● What to work on
Give every line of the material again, exactly as written.
— Begin Listed records —
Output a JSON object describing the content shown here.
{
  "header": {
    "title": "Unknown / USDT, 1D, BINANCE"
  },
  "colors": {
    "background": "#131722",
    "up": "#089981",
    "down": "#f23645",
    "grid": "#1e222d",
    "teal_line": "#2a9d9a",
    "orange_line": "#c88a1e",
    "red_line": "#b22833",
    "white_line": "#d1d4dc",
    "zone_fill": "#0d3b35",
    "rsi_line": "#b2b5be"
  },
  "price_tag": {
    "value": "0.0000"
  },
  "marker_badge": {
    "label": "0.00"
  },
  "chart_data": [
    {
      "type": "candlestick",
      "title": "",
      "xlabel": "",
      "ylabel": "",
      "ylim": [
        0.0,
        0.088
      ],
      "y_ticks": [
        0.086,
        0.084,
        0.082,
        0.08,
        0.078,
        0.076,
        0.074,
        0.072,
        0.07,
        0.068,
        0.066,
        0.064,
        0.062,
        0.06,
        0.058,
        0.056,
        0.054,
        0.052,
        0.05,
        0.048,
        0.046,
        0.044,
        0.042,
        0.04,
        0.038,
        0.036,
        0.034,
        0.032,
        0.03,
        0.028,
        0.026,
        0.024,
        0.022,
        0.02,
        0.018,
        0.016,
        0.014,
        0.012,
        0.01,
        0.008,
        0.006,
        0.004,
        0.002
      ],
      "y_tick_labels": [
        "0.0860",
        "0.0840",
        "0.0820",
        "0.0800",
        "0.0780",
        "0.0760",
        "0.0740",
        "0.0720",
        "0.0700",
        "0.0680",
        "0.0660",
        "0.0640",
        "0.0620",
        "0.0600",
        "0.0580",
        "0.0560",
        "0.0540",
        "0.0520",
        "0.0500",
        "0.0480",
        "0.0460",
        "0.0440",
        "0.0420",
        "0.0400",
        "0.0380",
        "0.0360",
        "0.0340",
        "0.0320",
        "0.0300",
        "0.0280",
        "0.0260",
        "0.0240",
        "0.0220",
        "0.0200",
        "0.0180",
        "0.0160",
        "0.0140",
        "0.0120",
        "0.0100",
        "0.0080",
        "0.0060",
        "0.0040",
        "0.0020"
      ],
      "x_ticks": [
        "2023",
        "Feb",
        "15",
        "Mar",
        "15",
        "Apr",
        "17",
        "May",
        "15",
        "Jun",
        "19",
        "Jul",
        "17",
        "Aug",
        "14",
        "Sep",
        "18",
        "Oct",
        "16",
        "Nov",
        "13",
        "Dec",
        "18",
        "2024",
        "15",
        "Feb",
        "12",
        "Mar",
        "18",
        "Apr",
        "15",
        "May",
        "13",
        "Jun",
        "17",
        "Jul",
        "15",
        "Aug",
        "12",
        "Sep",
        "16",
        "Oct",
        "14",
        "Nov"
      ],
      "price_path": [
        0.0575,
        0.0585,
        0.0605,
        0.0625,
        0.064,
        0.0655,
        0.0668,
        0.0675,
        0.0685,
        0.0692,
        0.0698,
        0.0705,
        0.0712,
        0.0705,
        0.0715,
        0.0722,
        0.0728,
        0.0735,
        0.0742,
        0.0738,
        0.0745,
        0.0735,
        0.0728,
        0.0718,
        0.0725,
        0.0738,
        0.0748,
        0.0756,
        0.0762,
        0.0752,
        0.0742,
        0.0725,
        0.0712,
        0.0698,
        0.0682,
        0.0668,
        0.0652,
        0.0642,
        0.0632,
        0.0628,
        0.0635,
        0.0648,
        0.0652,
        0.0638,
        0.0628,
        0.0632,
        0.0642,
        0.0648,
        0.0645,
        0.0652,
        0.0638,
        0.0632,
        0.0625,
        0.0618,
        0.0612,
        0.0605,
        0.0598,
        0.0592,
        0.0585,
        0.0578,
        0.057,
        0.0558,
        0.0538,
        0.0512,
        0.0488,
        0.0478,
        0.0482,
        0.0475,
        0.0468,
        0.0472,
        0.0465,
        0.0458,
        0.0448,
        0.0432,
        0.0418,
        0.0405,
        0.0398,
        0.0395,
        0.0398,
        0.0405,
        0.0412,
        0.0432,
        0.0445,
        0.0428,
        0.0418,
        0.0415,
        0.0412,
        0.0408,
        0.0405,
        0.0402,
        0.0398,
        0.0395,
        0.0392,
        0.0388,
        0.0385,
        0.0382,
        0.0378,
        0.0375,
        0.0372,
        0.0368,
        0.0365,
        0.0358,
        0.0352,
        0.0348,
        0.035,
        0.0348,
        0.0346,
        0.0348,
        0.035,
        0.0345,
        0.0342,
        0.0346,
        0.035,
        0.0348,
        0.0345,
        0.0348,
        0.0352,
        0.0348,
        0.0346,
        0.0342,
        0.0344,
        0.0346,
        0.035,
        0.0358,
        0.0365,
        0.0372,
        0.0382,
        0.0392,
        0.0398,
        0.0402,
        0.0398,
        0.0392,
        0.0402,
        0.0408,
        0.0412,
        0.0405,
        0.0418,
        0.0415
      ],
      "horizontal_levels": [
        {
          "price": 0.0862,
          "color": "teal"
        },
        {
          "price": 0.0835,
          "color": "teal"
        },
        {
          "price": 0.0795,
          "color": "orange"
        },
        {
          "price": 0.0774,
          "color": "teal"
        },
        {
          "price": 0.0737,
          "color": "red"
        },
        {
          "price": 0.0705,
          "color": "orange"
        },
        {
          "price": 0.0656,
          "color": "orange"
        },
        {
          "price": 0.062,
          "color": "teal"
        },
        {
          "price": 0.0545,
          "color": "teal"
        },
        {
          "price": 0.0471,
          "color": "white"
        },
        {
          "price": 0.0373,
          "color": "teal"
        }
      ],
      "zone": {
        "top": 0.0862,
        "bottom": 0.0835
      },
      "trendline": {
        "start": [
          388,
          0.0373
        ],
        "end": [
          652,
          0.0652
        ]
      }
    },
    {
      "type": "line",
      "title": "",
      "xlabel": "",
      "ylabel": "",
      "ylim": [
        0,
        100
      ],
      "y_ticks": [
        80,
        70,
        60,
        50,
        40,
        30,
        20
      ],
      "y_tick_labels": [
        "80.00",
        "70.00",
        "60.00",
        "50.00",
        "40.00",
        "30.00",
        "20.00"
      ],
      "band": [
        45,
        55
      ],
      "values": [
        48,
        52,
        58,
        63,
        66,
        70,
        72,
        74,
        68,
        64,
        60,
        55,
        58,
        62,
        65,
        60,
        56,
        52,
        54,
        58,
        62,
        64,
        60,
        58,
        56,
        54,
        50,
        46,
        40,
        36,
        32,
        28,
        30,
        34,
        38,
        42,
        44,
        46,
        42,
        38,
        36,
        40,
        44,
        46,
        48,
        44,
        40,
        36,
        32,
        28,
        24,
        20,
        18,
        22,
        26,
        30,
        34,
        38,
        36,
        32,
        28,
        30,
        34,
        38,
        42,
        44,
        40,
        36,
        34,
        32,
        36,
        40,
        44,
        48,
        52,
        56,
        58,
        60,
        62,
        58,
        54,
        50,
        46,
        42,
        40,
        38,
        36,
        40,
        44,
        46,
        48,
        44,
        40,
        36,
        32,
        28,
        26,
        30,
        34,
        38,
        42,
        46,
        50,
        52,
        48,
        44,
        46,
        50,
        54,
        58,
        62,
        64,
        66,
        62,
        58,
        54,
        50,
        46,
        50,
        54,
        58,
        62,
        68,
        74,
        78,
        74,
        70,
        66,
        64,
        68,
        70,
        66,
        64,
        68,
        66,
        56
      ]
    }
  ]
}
— End Listed records —
● Output of the exercise
Output a JSON object describing the content shown here.
{
  "header": {
    "title": "Unknown / USDT, 1D, BINANCE"
  },
  "colors": {
    "background": "#131722",
    "up": "#089981",
    "down": "#f23645",
    "grid": "#1e222d",
    "teal_line": "#2a9d9a",
    "orange_line": "#c88a1e",
    "red_line": "#b22833",
    "white_line": "#d1d4dc",
    "zone_fill": "#0d3b35",
    "rsi_line": "#b2b5be"
  },
  "price_tag": {
    "value": "0.0000"
  },
  "marker_badge": {
    "label": "0.00"
  },
  "chart_data": [
    {
      "type": "candlestick",
      "title": "",
      "xlabel": "",
      "ylabel": "",
      "ylim": [
        0.0,
        0.088
      ],
      "y_ticks": [
        0.086,
        0.084,
        0.082,
        0.08,
        0.078,
        0.076,
        0.074,
        0.072,
        0.07,
        0.068,
        0.066,
        0.064,
        0.062,
        0.06,
        0.058,
        0.056,
        0.054,
        0.052,
        0.05,
        0.048,
        0.046,
        0.044,
        0.042,
        0.04,
        0.038,
        0.036,
        0.034,
        0.032,
        0.03,
        0.028,
        0.026,
        0.024,
        0.022,
        0.02,
        0.018,
        0.016,
        0.014,
        0.012,
        0.01,
        0.008,
        0.006,
        0.004,
        0.002
      ],
      "y_tick_labels": [
        "0.0860",
        "0.0840",
        "0.0820",
        "0.0800",
        "0.0780",
        "0.0760",
        "0.0740",
        "0.0720",
        "0.0700",
        "0.0680",
        "0.0660",
        "0.0640",
        "0.0620",
        "0.0600",
        "0.0580",
        "0.0560",
        "0.0540",
        "0.0520",
        "0.0500",
        "0.0480",
        "0.0460",
        "0.0440",
        "0.0420",
        "0.0400",
        "0.0380",
        "0.0360",
        "0.0340",
        "0.0320",
        "0.0300",
        "0.0280",
        "0.0260",
        "0.0240",
        "0.0220",
        "0.0200",
        "0.0180",
        "0.0160",
        "0.0140",
        "0.0120",
        "0.0100",
        "0.0080",
        "0.0060",
        "0.0040",
        "0.0020"
      ],
      "x_ticks": [
        "2023",
        "Feb",
        "15",
        "Mar",
        "15",
        "Apr",
        "17",
        "May",
        "15",
        "Jun",
        "19",
        "Jul",
        "17",
        "Aug",
        "14",
        "Sep",
        "18",
        "Oct",
        "16",
        "Nov",
        "13",
        "Dec",
        "18",
        "2024",
        "15",
        "Feb",
        "12",
        "Mar",
        "18",
        "Apr",
        "15",
        "May",
        "13",
        "Jun",
        "17",
        "Jul",
        "15",
        "Aug",
        "12",
        "Sep",
        "16",
        "Oct",
        "14",
        "Nov"
      ],
      "price_path": [
        0.0575,
        0.0585,
        0.0605,
        0.0625,
        0.064,
        0.0655,
        0.0668,
        0.0675,
        0.0685,
        0.0692,
        0.0698,
        0.0705,
        0.0712,
        0.0705,
        0.0715,
        0.0722,
        0.0728,
        0.0735,
        0.0742,
        0.0738,
        0.0745,
        0.0735,
        0.0728,
        0.0718,
        0.0725,
        0.0738,
        0.0748,
        0.0756,
        0.0762,
        0.0752,
        0.0742,
        0.0725,
        0.0712,
        0.0698,
        0.0682,
        0.0668,
        0.0652,
        0.0642,
        0.0632,
        0.0628,
        0.0635,
        0.0648,
        0.0652,
        0.0638,
        0.0628,
        0.0632,
        0.0642,
        0.0648,
        0.0645,
        0.0652,
        0.0638,
        0.0632,
        0.0625,
        0.0618,
        0.0612,
        0.0605,
        0.0598,
        0.0592,
        0.0585,
        0.0578,
        0.057,
        0.0558,
        0.0538,
        0.0512,
        0.0488,
        0.0478,
        0.0482,
        0.0475,
        0.0468,
        0.0472,
        0.0465,
        0.0458,
        0.0448,
        0.0432,
        0.0418,
        0.0405,
        0.0398,
        0.0395,
        0.0398,
        0.0405,
        0.0412,
        0.0432,
        0.0445,
        0.0428,
        0.0418,
        0.0415,
        0.0412,
        0.0408,
        0.0405,
        0.0402,
        0.0398,
        0.0395,
        0.0392,
        0.0388,
        0.0385,
        0.0382,
        0.0378,
        0.0375,
        0.0372,
        0.0368,
        0.0365,
        0.0358,
        0.0352,
        0.0348,
        0.035,
        0.0348,
        0.0346,
        0.0348,
        0.035,
        0.0345,
        0.0342,
        0.0346,
        0.035,
        0.0348,
        0.0345,
        0.0348,
        0.0352,
        0.0348,
        0.0346,
        0.0342,
        0.0344,
        0.0346,
        0.035,
        0.0358,
        0.0365,
        0.0372,
        0.0382,
        0.0392,
        0.0398,
        0.0402,
        0.0398,
        0.0392,
        0.0402,
        0.0408,
        0.0412,
        0.0405,
        0.0418,
        0.0415
      ],
      "horizontal_levels": [
        {
          "price": 0.0862,
          "color": "teal"
        },
        {
          "price": 0.0835,
          "color": "teal"
        },
        {
          "price": 0.0795,
          "color": "orange"
        },
        {
          "price": 0.0774,
          "color": "teal"
        },
        {
          "price": 0.0737,
          "color": "red"
        },
        {
          "price": 0.0705,
          "color": "orange"
        },
        {
          "price": 0.0656,
          "color": "orange"
        },
        {
          "price": 0.062,
          "color": "teal"
        },
        {
          "price": 0.0545,
          "color": "teal"
        },
        {
          "price": 0.0471,
          "color": "white"
        },
        {
          "price": 0.0373,
          "color": "teal"
        }
      ],
      "zone": {
        "top": 0.0862,
        "bottom": 0.0835
      },
      "trendline": {
        "start": [
          388,
          0.0373
        ],
        "end": [
          652,
          0.0652
        ]
      }
    },
    {
      "type": "line",
      "title": "",
      "xlabel": "",
      "ylabel": "",
      "ylim": [
        0,
        100
      ],
      "y_ticks": [
        80,
        70,
        60,
        50,
        40,
        30,
        20
      ],
      "y_tick_labels": [
        "80.00",
        "70.00",
        "60.00",
        "50.00",
        "40.00",
        "30.00",
        "20.00"
      ],
      "band": [
        45,
        55
      ],
      "values": [
        48,
        52,
        58,
        63,
        66,
        70,
        72,
        74,
        68,
        64,
        60,
        55,
        58,
        62,
        65,
        60,
        56,
        52,
        54,
        58,
        62,
        64,
        60,
        58,
        56,
        54,
        50,
        46,
        40,
        36,
        32,
        28,
        30,
        34,
        38,
        42,
        44,
        46,
        42,
        38,
        36,
        40,
        44,
        46,
        48,
        44,
        40,
        36,
        32,
        28,
        24,
        20,
        18,
        22,
        26,
        30,
        34,
        38,
        36,
        32,
        28,
        30,
        34,
        38,
        42,
        44,
        40,
        36,
        34,
        32,
        36,
        40,
        44,
        48,
        52,
        56,
        58,
        60,
        62,
        58,
        54,
        50,
        46,
        42,
        40,
        38,
        36,
        40,
        44,
        46,
        48,
        44,
        40,
        36,
        32,
        28,
        26,
        30,
        34,
        38,
        42,
        46,
        50,
        52,
        48,
        44,
        46,
        50,
        54,
        58,
        62,
        64,
        66,
        62,
        58,
        54,
        50,
        46,
        50,
        54,
        58,
        62,
        68,
        74,
        78,
        74,
        70,
        66,
        64,
        68,
        70,
        66,
        64,
        68,
        66,
        56
      ]
    }
  ]
}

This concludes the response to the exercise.